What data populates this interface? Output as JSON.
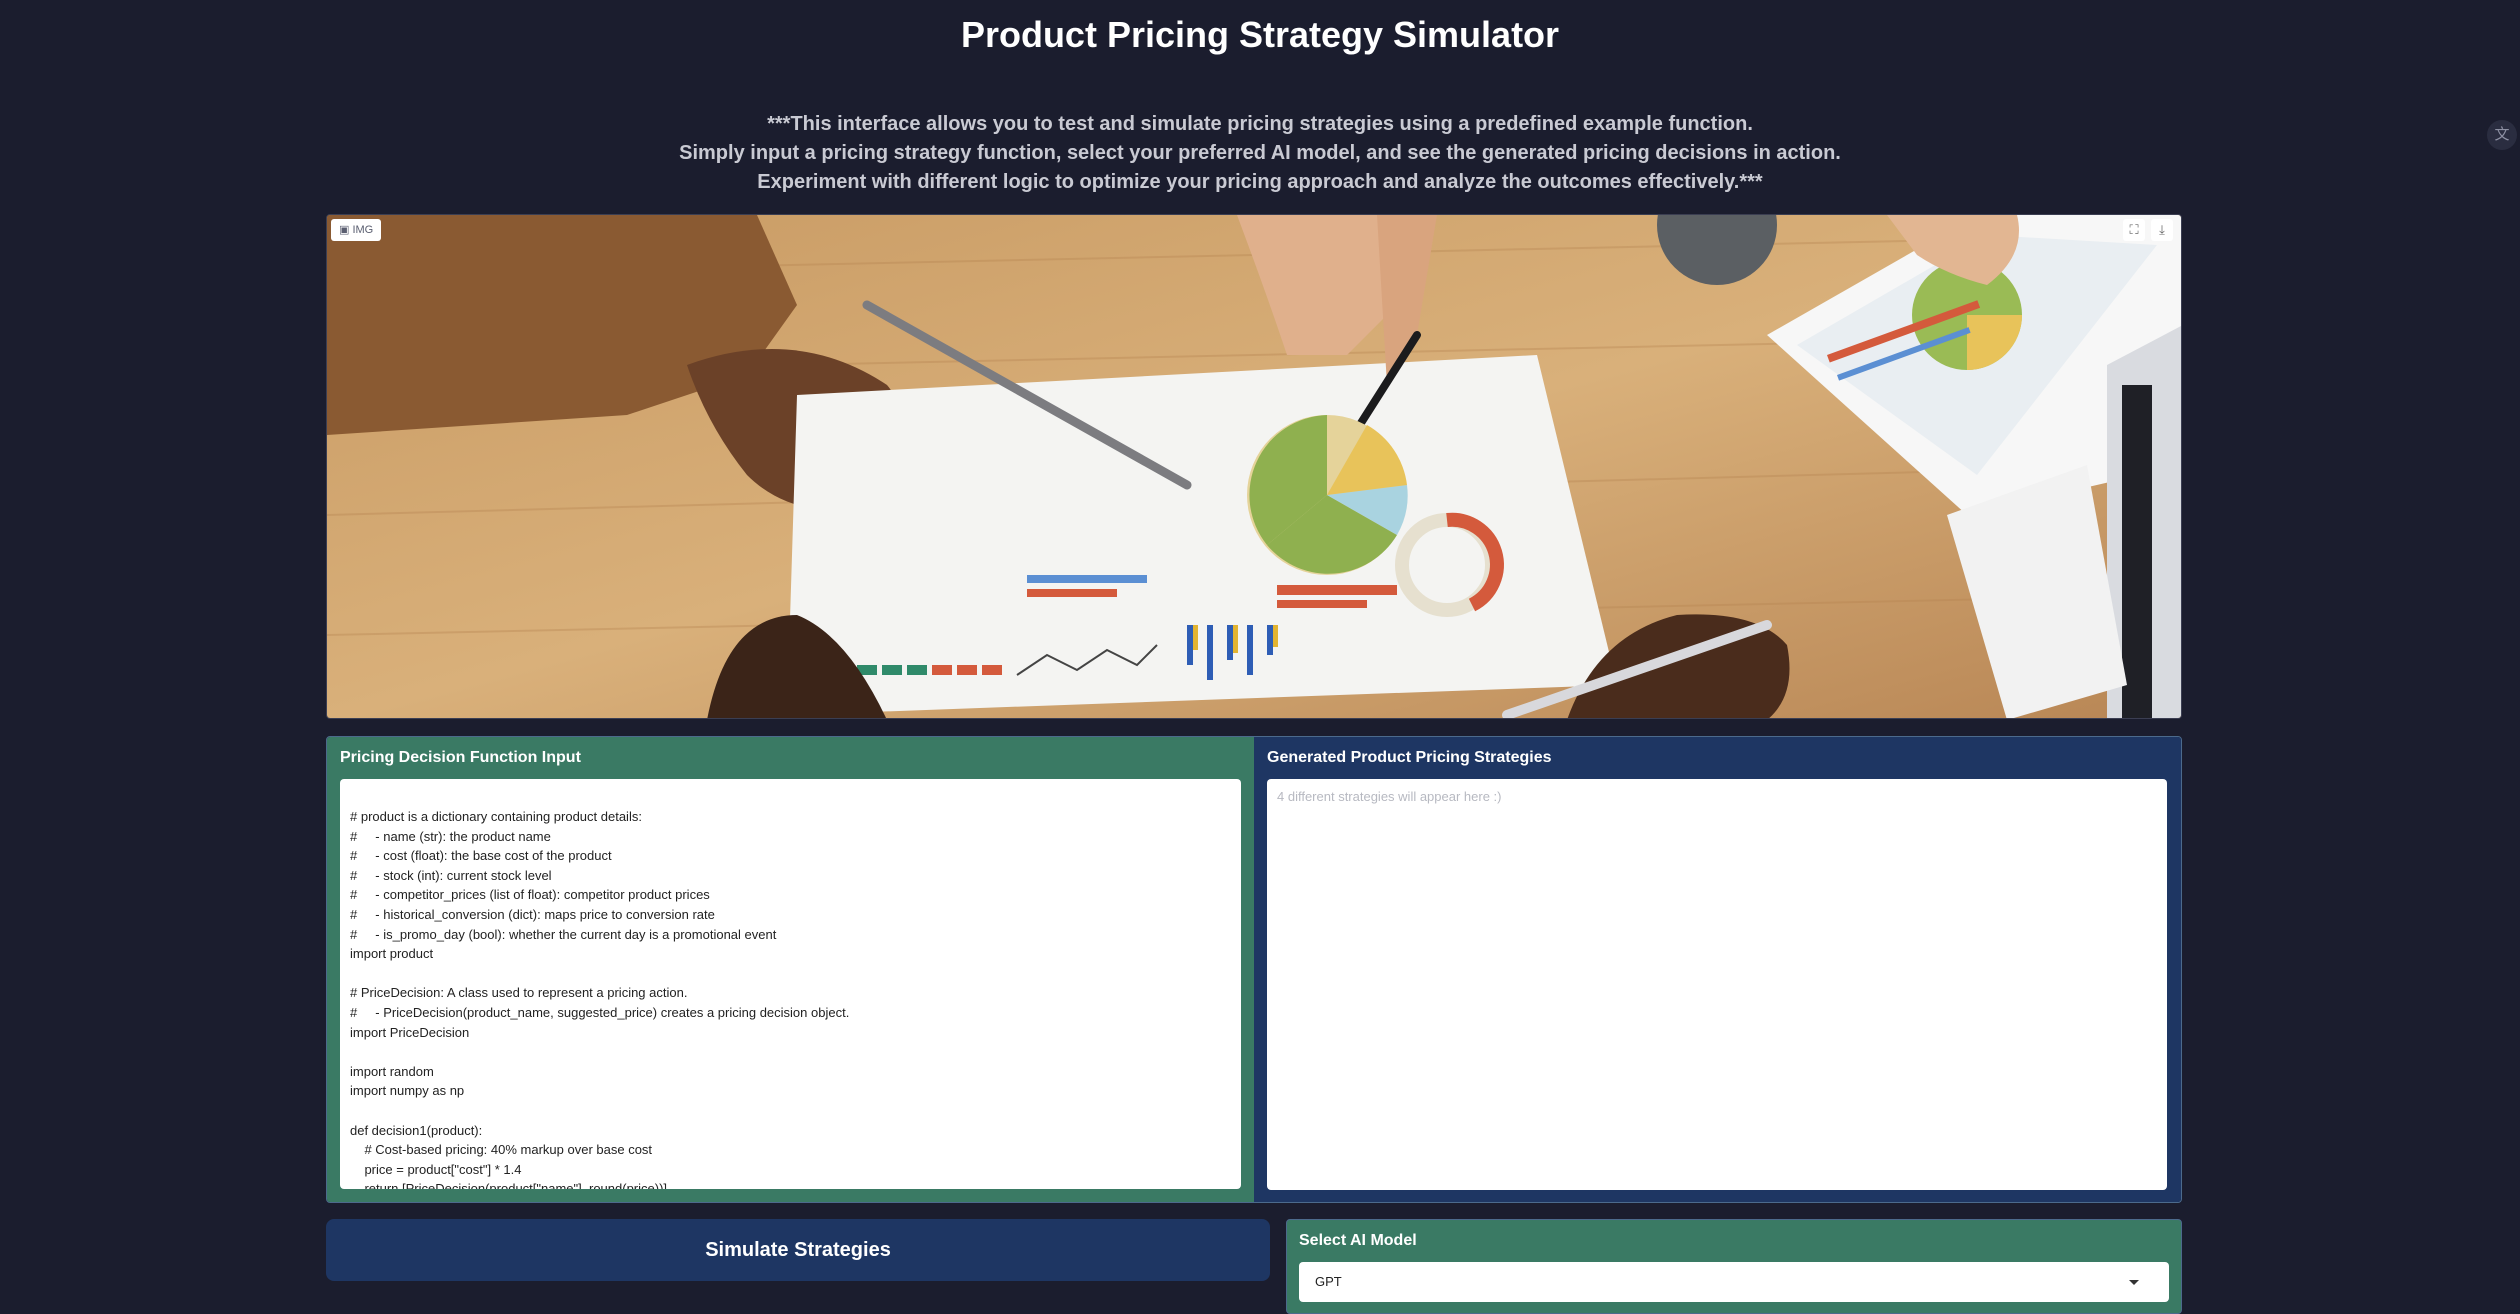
{
  "header": {
    "title": "Product Pricing Strategy Simulator",
    "description_lines": [
      "***This interface allows you to test and simulate pricing strategies using a predefined example function.",
      "Simply input a pricing strategy function, select your preferred AI model, and see the generated pricing decisions in action.",
      "Experiment with different logic to optimize your pricing approach and analyze the outcomes effectively.***"
    ]
  },
  "image": {
    "label": "IMG",
    "icons": [
      "expand-icon",
      "download-icon"
    ]
  },
  "input_panel": {
    "title": "Pricing Decision Function Input",
    "code": "# product is a dictionary containing product details:\n#     - name (str): the product name\n#     - cost (float): the base cost of the product\n#     - stock (int): current stock level\n#     - competitor_prices (list of float): competitor product prices\n#     - historical_conversion (dict): maps price to conversion rate\n#     - is_promo_day (bool): whether the current day is a promotional event\nimport product\n\n# PriceDecision: A class used to represent a pricing action.\n#     - PriceDecision(product_name, suggested_price) creates a pricing decision object.\nimport PriceDecision\n\nimport random\nimport numpy as np\n\ndef decision1(product):\n    # Cost-based pricing: 40% markup over base cost\n    price = product[\"cost\"] * 1.4\n    return [PriceDecision(product[\"name\"], round(price))]"
  },
  "output_panel": {
    "title": "Generated Product Pricing Strategies",
    "placeholder": "4 different strategies will appear here :)"
  },
  "simulate_button": {
    "label": "Simulate Strategies"
  },
  "model_select": {
    "label": "Select AI Model",
    "value": "GPT"
  },
  "colors": {
    "background": "#1b1d2e",
    "green_panel": "#3a7a64",
    "navy_panel": "#1e3663"
  }
}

- - -

### Written instruction
Without the pictures, repeat all the records word for word.

### Solved problem
What data populates this interface? Output as JSON.
{
  "header": {
    "title": "Product Pricing Strategy Simulator",
    "description_lines": [
      "***This interface allows you to test and simulate pricing strategies using a predefined example function.",
      "Simply input a pricing strategy function, select your preferred AI model, and see the generated pricing decisions in action.",
      "Experiment with different logic to optimize your pricing approach and analyze the outcomes effectively.***"
    ]
  },
  "image": {
    "label": "IMG",
    "icons": [
      "expand-icon",
      "download-icon"
    ]
  },
  "input_panel": {
    "title": "Pricing Decision Function Input",
    "code": "# product is a dictionary containing product details:\n#     - name (str): the product name\n#     - cost (float): the base cost of the product\n#     - stock (int): current stock level\n#     - competitor_prices (list of float): competitor product prices\n#     - historical_conversion (dict): maps price to conversion rate\n#     - is_promo_day (bool): whether the current day is a promotional event\nimport product\n\n# PriceDecision: A class used to represent a pricing action.\n#     - PriceDecision(product_name, suggested_price) creates a pricing decision object.\nimport PriceDecision\n\nimport random\nimport numpy as np\n\ndef decision1(product):\n    # Cost-based pricing: 40% markup over base cost\n    price = product[\"cost\"] * 1.4\n    return [PriceDecision(product[\"name\"], round(price))]"
  },
  "output_panel": {
    "title": "Generated Product Pricing Strategies",
    "placeholder": "4 different strategies will appear here :)"
  },
  "simulate_button": {
    "label": "Simulate Strategies"
  },
  "model_select": {
    "label": "Select AI Model",
    "value": "GPT"
  },
  "colors": {
    "background": "#1b1d2e",
    "green_panel": "#3a7a64",
    "navy_panel": "#1e3663"
  }
}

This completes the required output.